Stored data
◆ ◆ ◆

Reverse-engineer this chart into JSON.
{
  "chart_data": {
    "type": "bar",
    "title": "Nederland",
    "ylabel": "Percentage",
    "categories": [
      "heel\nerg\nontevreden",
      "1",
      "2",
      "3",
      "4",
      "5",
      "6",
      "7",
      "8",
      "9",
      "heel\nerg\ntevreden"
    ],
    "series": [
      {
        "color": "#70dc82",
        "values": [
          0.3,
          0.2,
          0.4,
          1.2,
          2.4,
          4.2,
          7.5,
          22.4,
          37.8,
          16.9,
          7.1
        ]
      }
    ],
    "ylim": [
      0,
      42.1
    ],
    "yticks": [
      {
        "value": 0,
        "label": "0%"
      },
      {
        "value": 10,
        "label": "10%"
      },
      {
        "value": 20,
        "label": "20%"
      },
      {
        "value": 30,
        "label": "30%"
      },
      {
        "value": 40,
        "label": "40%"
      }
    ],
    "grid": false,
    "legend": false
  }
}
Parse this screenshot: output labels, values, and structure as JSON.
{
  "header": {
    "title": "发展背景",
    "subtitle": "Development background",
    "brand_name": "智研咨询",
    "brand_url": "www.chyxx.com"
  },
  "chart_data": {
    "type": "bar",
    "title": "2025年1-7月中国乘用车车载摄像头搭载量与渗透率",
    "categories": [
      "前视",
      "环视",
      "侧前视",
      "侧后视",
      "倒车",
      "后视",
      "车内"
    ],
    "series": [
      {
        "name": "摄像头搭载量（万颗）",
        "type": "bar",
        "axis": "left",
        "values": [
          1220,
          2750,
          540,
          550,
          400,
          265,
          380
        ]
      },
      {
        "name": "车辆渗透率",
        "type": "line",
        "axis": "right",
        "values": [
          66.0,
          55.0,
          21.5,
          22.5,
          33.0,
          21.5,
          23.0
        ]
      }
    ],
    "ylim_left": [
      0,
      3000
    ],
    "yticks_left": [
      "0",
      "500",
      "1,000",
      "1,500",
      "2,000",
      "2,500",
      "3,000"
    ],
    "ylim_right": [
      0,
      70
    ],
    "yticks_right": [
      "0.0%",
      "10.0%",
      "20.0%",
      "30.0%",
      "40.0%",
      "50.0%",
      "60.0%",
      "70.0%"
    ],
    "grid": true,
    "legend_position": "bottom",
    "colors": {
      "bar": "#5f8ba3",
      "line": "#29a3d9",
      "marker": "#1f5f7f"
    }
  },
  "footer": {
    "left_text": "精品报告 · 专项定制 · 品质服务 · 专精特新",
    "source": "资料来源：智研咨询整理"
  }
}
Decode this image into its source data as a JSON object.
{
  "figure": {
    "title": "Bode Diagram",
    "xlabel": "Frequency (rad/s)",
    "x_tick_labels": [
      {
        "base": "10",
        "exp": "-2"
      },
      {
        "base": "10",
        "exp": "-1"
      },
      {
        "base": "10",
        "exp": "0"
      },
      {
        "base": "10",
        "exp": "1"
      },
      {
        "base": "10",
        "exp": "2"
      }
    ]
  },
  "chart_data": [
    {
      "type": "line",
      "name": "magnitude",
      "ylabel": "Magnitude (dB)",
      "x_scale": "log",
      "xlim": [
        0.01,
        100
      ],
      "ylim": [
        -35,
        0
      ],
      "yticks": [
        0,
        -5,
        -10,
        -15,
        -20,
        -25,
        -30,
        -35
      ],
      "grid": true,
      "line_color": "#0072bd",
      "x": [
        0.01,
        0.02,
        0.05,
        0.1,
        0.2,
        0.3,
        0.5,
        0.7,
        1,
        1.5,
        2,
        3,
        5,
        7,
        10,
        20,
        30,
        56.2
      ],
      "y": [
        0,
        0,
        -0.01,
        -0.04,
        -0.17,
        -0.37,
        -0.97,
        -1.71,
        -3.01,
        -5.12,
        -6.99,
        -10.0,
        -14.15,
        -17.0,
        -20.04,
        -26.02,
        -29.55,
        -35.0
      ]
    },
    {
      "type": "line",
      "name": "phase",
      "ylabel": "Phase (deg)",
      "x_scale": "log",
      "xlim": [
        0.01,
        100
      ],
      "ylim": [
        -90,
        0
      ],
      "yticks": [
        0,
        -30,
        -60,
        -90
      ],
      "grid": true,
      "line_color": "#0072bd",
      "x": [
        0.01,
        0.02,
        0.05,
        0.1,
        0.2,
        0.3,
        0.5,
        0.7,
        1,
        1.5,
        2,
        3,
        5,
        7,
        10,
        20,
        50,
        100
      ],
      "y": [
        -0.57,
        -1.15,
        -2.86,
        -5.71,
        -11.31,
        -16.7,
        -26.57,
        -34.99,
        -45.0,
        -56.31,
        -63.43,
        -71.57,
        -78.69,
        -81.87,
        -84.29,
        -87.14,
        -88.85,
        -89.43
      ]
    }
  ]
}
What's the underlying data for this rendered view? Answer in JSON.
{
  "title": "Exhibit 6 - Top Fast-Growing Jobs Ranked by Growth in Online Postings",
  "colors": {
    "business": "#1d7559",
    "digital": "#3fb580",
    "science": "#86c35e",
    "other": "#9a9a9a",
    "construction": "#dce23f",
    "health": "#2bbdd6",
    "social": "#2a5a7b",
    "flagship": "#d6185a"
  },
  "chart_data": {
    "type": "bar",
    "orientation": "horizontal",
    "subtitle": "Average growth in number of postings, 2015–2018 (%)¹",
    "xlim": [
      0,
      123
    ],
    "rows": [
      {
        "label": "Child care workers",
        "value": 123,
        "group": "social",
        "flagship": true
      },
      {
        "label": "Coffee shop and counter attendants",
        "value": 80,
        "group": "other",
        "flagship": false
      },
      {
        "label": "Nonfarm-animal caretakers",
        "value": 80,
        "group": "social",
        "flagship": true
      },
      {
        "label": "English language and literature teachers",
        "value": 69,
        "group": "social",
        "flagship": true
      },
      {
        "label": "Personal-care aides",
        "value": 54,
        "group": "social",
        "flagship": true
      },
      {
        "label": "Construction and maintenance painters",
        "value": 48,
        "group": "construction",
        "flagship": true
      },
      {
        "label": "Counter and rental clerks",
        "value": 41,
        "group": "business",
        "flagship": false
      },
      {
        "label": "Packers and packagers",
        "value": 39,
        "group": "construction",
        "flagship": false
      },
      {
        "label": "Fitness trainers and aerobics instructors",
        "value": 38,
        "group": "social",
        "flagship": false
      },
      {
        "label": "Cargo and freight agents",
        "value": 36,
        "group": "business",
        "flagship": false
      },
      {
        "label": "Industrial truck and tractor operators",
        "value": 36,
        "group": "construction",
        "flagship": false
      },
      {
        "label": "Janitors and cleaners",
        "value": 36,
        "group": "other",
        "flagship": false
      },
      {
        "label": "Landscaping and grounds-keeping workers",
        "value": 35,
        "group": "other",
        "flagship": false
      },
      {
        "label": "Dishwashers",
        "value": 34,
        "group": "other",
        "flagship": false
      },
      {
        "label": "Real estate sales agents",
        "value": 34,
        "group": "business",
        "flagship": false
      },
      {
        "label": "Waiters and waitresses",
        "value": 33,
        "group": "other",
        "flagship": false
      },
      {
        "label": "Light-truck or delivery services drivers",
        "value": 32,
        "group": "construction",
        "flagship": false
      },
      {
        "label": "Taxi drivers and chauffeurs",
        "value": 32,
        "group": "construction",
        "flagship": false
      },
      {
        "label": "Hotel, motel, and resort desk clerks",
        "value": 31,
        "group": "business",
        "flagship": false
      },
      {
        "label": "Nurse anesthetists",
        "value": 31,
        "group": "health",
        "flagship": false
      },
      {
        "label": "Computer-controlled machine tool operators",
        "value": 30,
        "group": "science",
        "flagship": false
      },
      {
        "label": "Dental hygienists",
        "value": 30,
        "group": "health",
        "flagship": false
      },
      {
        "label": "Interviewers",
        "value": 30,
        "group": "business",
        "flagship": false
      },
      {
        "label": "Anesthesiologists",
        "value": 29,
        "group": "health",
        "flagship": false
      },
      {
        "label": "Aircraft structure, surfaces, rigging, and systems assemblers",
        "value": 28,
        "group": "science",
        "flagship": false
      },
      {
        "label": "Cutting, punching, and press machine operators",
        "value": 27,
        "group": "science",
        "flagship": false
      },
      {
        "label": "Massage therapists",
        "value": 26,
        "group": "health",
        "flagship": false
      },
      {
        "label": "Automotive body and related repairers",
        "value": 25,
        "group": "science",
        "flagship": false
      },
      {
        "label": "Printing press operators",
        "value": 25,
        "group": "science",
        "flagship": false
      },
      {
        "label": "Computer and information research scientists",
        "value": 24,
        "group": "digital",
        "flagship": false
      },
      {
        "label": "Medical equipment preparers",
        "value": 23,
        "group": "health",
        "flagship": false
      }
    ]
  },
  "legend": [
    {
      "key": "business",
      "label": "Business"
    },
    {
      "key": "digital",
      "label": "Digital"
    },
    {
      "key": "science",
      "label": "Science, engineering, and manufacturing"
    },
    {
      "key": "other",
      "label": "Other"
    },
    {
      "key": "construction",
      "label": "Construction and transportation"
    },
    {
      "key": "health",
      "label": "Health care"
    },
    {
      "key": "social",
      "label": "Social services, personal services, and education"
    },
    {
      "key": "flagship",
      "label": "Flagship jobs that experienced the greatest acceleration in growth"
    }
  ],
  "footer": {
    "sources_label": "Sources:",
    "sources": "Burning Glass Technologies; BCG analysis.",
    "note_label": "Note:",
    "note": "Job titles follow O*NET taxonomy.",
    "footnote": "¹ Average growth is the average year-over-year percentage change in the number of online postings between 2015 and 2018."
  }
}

◆ ◆ ◆

▶ THE EXERCISE: Find the lines holding "subtitle" and list every one.

▶ TASK OUTPUT:
    "subtitle": "Development background",
    "subtitle": "Average growth in number of postings, 2015–2018 (%)¹",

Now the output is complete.